▶ **Written problem**: Which lines below hold the word "ضرور"? Report each one.

▶ **Data extract**:
▽

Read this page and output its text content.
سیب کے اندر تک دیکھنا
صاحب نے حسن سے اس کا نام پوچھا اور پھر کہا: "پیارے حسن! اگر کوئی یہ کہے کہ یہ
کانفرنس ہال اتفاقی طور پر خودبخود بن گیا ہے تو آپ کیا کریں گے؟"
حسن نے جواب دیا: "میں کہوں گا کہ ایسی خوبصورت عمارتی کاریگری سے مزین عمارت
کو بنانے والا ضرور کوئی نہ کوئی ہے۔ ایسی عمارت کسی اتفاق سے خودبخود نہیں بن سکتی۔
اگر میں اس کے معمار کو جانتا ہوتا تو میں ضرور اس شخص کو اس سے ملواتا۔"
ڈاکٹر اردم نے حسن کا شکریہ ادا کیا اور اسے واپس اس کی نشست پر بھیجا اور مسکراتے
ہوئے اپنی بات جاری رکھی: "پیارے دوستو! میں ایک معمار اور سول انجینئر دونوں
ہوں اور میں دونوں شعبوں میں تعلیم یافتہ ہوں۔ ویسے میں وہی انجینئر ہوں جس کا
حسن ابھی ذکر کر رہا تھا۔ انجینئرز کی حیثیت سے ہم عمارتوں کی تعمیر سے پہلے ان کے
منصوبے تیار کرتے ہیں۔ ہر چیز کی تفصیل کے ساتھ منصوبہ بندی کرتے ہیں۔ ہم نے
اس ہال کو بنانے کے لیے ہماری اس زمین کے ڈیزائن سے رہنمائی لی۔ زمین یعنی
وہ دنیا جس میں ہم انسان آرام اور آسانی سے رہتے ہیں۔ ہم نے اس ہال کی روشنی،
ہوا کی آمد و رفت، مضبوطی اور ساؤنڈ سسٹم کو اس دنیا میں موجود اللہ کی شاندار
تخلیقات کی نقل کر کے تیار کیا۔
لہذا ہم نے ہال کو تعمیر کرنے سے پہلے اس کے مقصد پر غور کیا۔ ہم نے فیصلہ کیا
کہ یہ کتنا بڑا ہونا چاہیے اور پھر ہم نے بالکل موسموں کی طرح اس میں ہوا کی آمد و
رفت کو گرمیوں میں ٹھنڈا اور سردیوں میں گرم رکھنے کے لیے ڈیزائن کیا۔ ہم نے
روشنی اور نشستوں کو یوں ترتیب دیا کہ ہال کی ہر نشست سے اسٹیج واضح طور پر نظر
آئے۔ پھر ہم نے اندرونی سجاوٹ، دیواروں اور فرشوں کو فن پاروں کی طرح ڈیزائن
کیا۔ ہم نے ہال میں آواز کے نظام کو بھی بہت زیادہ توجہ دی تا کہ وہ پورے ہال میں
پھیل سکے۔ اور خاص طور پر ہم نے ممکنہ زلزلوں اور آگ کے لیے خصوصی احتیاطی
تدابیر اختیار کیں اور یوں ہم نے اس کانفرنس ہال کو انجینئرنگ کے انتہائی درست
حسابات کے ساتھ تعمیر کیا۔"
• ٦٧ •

△

▶ **Worked answer**:
کو بنانے والا ضرور کوئی نہ کوئی ہے۔ ایسی عمارت کسی اتفاق سے خودبخود نہیں بن سکتی۔
اگر میں اس کے معمار کو جانتا ہوتا تو میں ضرور اس شخص کو اس سے ملواتا۔"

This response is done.